╔══

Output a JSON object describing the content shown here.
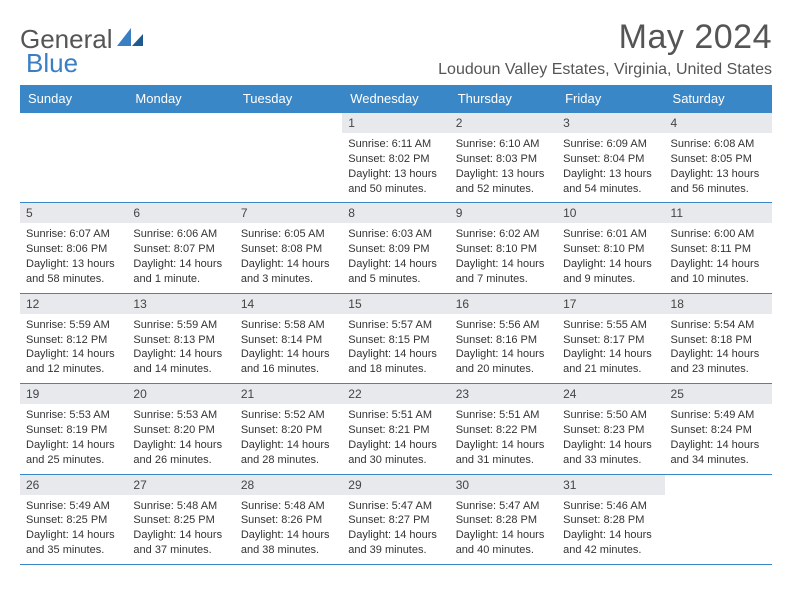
{
  "logo": {
    "word1": "General",
    "word2": "Blue"
  },
  "header": {
    "month_title": "May 2024",
    "location": "Loudoun Valley Estates, Virginia, United States"
  },
  "colors": {
    "header_bg": "#3a87c8",
    "header_text": "#ffffff",
    "daynum_bg": "#e7e9ec",
    "border": "#3a87c8",
    "logo_gray": "#555555",
    "logo_blue": "#3a7fc4",
    "text": "#333333",
    "page_bg": "#ffffff"
  },
  "weekdays": [
    "Sunday",
    "Monday",
    "Tuesday",
    "Wednesday",
    "Thursday",
    "Friday",
    "Saturday"
  ],
  "weeks": [
    [
      {
        "empty": true
      },
      {
        "empty": true
      },
      {
        "empty": true
      },
      {
        "day": "1",
        "sunrise": "Sunrise: 6:11 AM",
        "sunset": "Sunset: 8:02 PM",
        "daylight": "Daylight: 13 hours and 50 minutes."
      },
      {
        "day": "2",
        "sunrise": "Sunrise: 6:10 AM",
        "sunset": "Sunset: 8:03 PM",
        "daylight": "Daylight: 13 hours and 52 minutes."
      },
      {
        "day": "3",
        "sunrise": "Sunrise: 6:09 AM",
        "sunset": "Sunset: 8:04 PM",
        "daylight": "Daylight: 13 hours and 54 minutes."
      },
      {
        "day": "4",
        "sunrise": "Sunrise: 6:08 AM",
        "sunset": "Sunset: 8:05 PM",
        "daylight": "Daylight: 13 hours and 56 minutes."
      }
    ],
    [
      {
        "day": "5",
        "sunrise": "Sunrise: 6:07 AM",
        "sunset": "Sunset: 8:06 PM",
        "daylight": "Daylight: 13 hours and 58 minutes."
      },
      {
        "day": "6",
        "sunrise": "Sunrise: 6:06 AM",
        "sunset": "Sunset: 8:07 PM",
        "daylight": "Daylight: 14 hours and 1 minute."
      },
      {
        "day": "7",
        "sunrise": "Sunrise: 6:05 AM",
        "sunset": "Sunset: 8:08 PM",
        "daylight": "Daylight: 14 hours and 3 minutes."
      },
      {
        "day": "8",
        "sunrise": "Sunrise: 6:03 AM",
        "sunset": "Sunset: 8:09 PM",
        "daylight": "Daylight: 14 hours and 5 minutes."
      },
      {
        "day": "9",
        "sunrise": "Sunrise: 6:02 AM",
        "sunset": "Sunset: 8:10 PM",
        "daylight": "Daylight: 14 hours and 7 minutes."
      },
      {
        "day": "10",
        "sunrise": "Sunrise: 6:01 AM",
        "sunset": "Sunset: 8:10 PM",
        "daylight": "Daylight: 14 hours and 9 minutes."
      },
      {
        "day": "11",
        "sunrise": "Sunrise: 6:00 AM",
        "sunset": "Sunset: 8:11 PM",
        "daylight": "Daylight: 14 hours and 10 minutes."
      }
    ],
    [
      {
        "day": "12",
        "sunrise": "Sunrise: 5:59 AM",
        "sunset": "Sunset: 8:12 PM",
        "daylight": "Daylight: 14 hours and 12 minutes."
      },
      {
        "day": "13",
        "sunrise": "Sunrise: 5:59 AM",
        "sunset": "Sunset: 8:13 PM",
        "daylight": "Daylight: 14 hours and 14 minutes."
      },
      {
        "day": "14",
        "sunrise": "Sunrise: 5:58 AM",
        "sunset": "Sunset: 8:14 PM",
        "daylight": "Daylight: 14 hours and 16 minutes."
      },
      {
        "day": "15",
        "sunrise": "Sunrise: 5:57 AM",
        "sunset": "Sunset: 8:15 PM",
        "daylight": "Daylight: 14 hours and 18 minutes."
      },
      {
        "day": "16",
        "sunrise": "Sunrise: 5:56 AM",
        "sunset": "Sunset: 8:16 PM",
        "daylight": "Daylight: 14 hours and 20 minutes."
      },
      {
        "day": "17",
        "sunrise": "Sunrise: 5:55 AM",
        "sunset": "Sunset: 8:17 PM",
        "daylight": "Daylight: 14 hours and 21 minutes."
      },
      {
        "day": "18",
        "sunrise": "Sunrise: 5:54 AM",
        "sunset": "Sunset: 8:18 PM",
        "daylight": "Daylight: 14 hours and 23 minutes."
      }
    ],
    [
      {
        "day": "19",
        "sunrise": "Sunrise: 5:53 AM",
        "sunset": "Sunset: 8:19 PM",
        "daylight": "Daylight: 14 hours and 25 minutes."
      },
      {
        "day": "20",
        "sunrise": "Sunrise: 5:53 AM",
        "sunset": "Sunset: 8:20 PM",
        "daylight": "Daylight: 14 hours and 26 minutes."
      },
      {
        "day": "21",
        "sunrise": "Sunrise: 5:52 AM",
        "sunset": "Sunset: 8:20 PM",
        "daylight": "Daylight: 14 hours and 28 minutes."
      },
      {
        "day": "22",
        "sunrise": "Sunrise: 5:51 AM",
        "sunset": "Sunset: 8:21 PM",
        "daylight": "Daylight: 14 hours and 30 minutes."
      },
      {
        "day": "23",
        "sunrise": "Sunrise: 5:51 AM",
        "sunset": "Sunset: 8:22 PM",
        "daylight": "Daylight: 14 hours and 31 minutes."
      },
      {
        "day": "24",
        "sunrise": "Sunrise: 5:50 AM",
        "sunset": "Sunset: 8:23 PM",
        "daylight": "Daylight: 14 hours and 33 minutes."
      },
      {
        "day": "25",
        "sunrise": "Sunrise: 5:49 AM",
        "sunset": "Sunset: 8:24 PM",
        "daylight": "Daylight: 14 hours and 34 minutes."
      }
    ],
    [
      {
        "day": "26",
        "sunrise": "Sunrise: 5:49 AM",
        "sunset": "Sunset: 8:25 PM",
        "daylight": "Daylight: 14 hours and 35 minutes."
      },
      {
        "day": "27",
        "sunrise": "Sunrise: 5:48 AM",
        "sunset": "Sunset: 8:25 PM",
        "daylight": "Daylight: 14 hours and 37 minutes."
      },
      {
        "day": "28",
        "sunrise": "Sunrise: 5:48 AM",
        "sunset": "Sunset: 8:26 PM",
        "daylight": "Daylight: 14 hours and 38 minutes."
      },
      {
        "day": "29",
        "sunrise": "Sunrise: 5:47 AM",
        "sunset": "Sunset: 8:27 PM",
        "daylight": "Daylight: 14 hours and 39 minutes."
      },
      {
        "day": "30",
        "sunrise": "Sunrise: 5:47 AM",
        "sunset": "Sunset: 8:28 PM",
        "daylight": "Daylight: 14 hours and 40 minutes."
      },
      {
        "day": "31",
        "sunrise": "Sunrise: 5:46 AM",
        "sunset": "Sunset: 8:28 PM",
        "daylight": "Daylight: 14 hours and 42 minutes."
      },
      {
        "empty": true
      }
    ]
  ]
}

╚══

_Work instructions_. Quote the preceding records in their entirety, excluding every picture.

_Solution for this problem_.
Output a JSON object describing the content shown here.
{
  "logo": {
    "word1": "General",
    "word2": "Blue"
  },
  "header": {
    "month_title": "May 2024",
    "location": "Loudoun Valley Estates, Virginia, United States"
  },
  "colors": {
    "header_bg": "#3a87c8",
    "header_text": "#ffffff",
    "daynum_bg": "#e7e9ec",
    "border": "#3a87c8",
    "logo_gray": "#555555",
    "logo_blue": "#3a7fc4",
    "text": "#333333",
    "page_bg": "#ffffff"
  },
  "weekdays": [
    "Sunday",
    "Monday",
    "Tuesday",
    "Wednesday",
    "Thursday",
    "Friday",
    "Saturday"
  ],
  "weeks": [
    [
      {
        "empty": true
      },
      {
        "empty": true
      },
      {
        "empty": true
      },
      {
        "day": "1",
        "sunrise": "Sunrise: 6:11 AM",
        "sunset": "Sunset: 8:02 PM",
        "daylight": "Daylight: 13 hours and 50 minutes."
      },
      {
        "day": "2",
        "sunrise": "Sunrise: 6:10 AM",
        "sunset": "Sunset: 8:03 PM",
        "daylight": "Daylight: 13 hours and 52 minutes."
      },
      {
        "day": "3",
        "sunrise": "Sunrise: 6:09 AM",
        "sunset": "Sunset: 8:04 PM",
        "daylight": "Daylight: 13 hours and 54 minutes."
      },
      {
        "day": "4",
        "sunrise": "Sunrise: 6:08 AM",
        "sunset": "Sunset: 8:05 PM",
        "daylight": "Daylight: 13 hours and 56 minutes."
      }
    ],
    [
      {
        "day": "5",
        "sunrise": "Sunrise: 6:07 AM",
        "sunset": "Sunset: 8:06 PM",
        "daylight": "Daylight: 13 hours and 58 minutes."
      },
      {
        "day": "6",
        "sunrise": "Sunrise: 6:06 AM",
        "sunset": "Sunset: 8:07 PM",
        "daylight": "Daylight: 14 hours and 1 minute."
      },
      {
        "day": "7",
        "sunrise": "Sunrise: 6:05 AM",
        "sunset": "Sunset: 8:08 PM",
        "daylight": "Daylight: 14 hours and 3 minutes."
      },
      {
        "day": "8",
        "sunrise": "Sunrise: 6:03 AM",
        "sunset": "Sunset: 8:09 PM",
        "daylight": "Daylight: 14 hours and 5 minutes."
      },
      {
        "day": "9",
        "sunrise": "Sunrise: 6:02 AM",
        "sunset": "Sunset: 8:10 PM",
        "daylight": "Daylight: 14 hours and 7 minutes."
      },
      {
        "day": "10",
        "sunrise": "Sunrise: 6:01 AM",
        "sunset": "Sunset: 8:10 PM",
        "daylight": "Daylight: 14 hours and 9 minutes."
      },
      {
        "day": "11",
        "sunrise": "Sunrise: 6:00 AM",
        "sunset": "Sunset: 8:11 PM",
        "daylight": "Daylight: 14 hours and 10 minutes."
      }
    ],
    [
      {
        "day": "12",
        "sunrise": "Sunrise: 5:59 AM",
        "sunset": "Sunset: 8:12 PM",
        "daylight": "Daylight: 14 hours and 12 minutes."
      },
      {
        "day": "13",
        "sunrise": "Sunrise: 5:59 AM",
        "sunset": "Sunset: 8:13 PM",
        "daylight": "Daylight: 14 hours and 14 minutes."
      },
      {
        "day": "14",
        "sunrise": "Sunrise: 5:58 AM",
        "sunset": "Sunset: 8:14 PM",
        "daylight": "Daylight: 14 hours and 16 minutes."
      },
      {
        "day": "15",
        "sunrise": "Sunrise: 5:57 AM",
        "sunset": "Sunset: 8:15 PM",
        "daylight": "Daylight: 14 hours and 18 minutes."
      },
      {
        "day": "16",
        "sunrise": "Sunrise: 5:56 AM",
        "sunset": "Sunset: 8:16 PM",
        "daylight": "Daylight: 14 hours and 20 minutes."
      },
      {
        "day": "17",
        "sunrise": "Sunrise: 5:55 AM",
        "sunset": "Sunset: 8:17 PM",
        "daylight": "Daylight: 14 hours and 21 minutes."
      },
      {
        "day": "18",
        "sunrise": "Sunrise: 5:54 AM",
        "sunset": "Sunset: 8:18 PM",
        "daylight": "Daylight: 14 hours and 23 minutes."
      }
    ],
    [
      {
        "day": "19",
        "sunrise": "Sunrise: 5:53 AM",
        "sunset": "Sunset: 8:19 PM",
        "daylight": "Daylight: 14 hours and 25 minutes."
      },
      {
        "day": "20",
        "sunrise": "Sunrise: 5:53 AM",
        "sunset": "Sunset: 8:20 PM",
        "daylight": "Daylight: 14 hours and 26 minutes."
      },
      {
        "day": "21",
        "sunrise": "Sunrise: 5:52 AM",
        "sunset": "Sunset: 8:20 PM",
        "daylight": "Daylight: 14 hours and 28 minutes."
      },
      {
        "day": "22",
        "sunrise": "Sunrise: 5:51 AM",
        "sunset": "Sunset: 8:21 PM",
        "daylight": "Daylight: 14 hours and 30 minutes."
      },
      {
        "day": "23",
        "sunrise": "Sunrise: 5:51 AM",
        "sunset": "Sunset: 8:22 PM",
        "daylight": "Daylight: 14 hours and 31 minutes."
      },
      {
        "day": "24",
        "sunrise": "Sunrise: 5:50 AM",
        "sunset": "Sunset: 8:23 PM",
        "daylight": "Daylight: 14 hours and 33 minutes."
      },
      {
        "day": "25",
        "sunrise": "Sunrise: 5:49 AM",
        "sunset": "Sunset: 8:24 PM",
        "daylight": "Daylight: 14 hours and 34 minutes."
      }
    ],
    [
      {
        "day": "26",
        "sunrise": "Sunrise: 5:49 AM",
        "sunset": "Sunset: 8:25 PM",
        "daylight": "Daylight: 14 hours and 35 minutes."
      },
      {
        "day": "27",
        "sunrise": "Sunrise: 5:48 AM",
        "sunset": "Sunset: 8:25 PM",
        "daylight": "Daylight: 14 hours and 37 minutes."
      },
      {
        "day": "28",
        "sunrise": "Sunrise: 5:48 AM",
        "sunset": "Sunset: 8:26 PM",
        "daylight": "Daylight: 14 hours and 38 minutes."
      },
      {
        "day": "29",
        "sunrise": "Sunrise: 5:47 AM",
        "sunset": "Sunset: 8:27 PM",
        "daylight": "Daylight: 14 hours and 39 minutes."
      },
      {
        "day": "30",
        "sunrise": "Sunrise: 5:47 AM",
        "sunset": "Sunset: 8:28 PM",
        "daylight": "Daylight: 14 hours and 40 minutes."
      },
      {
        "day": "31",
        "sunrise": "Sunrise: 5:46 AM",
        "sunset": "Sunset: 8:28 PM",
        "daylight": "Daylight: 14 hours and 42 minutes."
      },
      {
        "empty": true
      }
    ]
  ]
}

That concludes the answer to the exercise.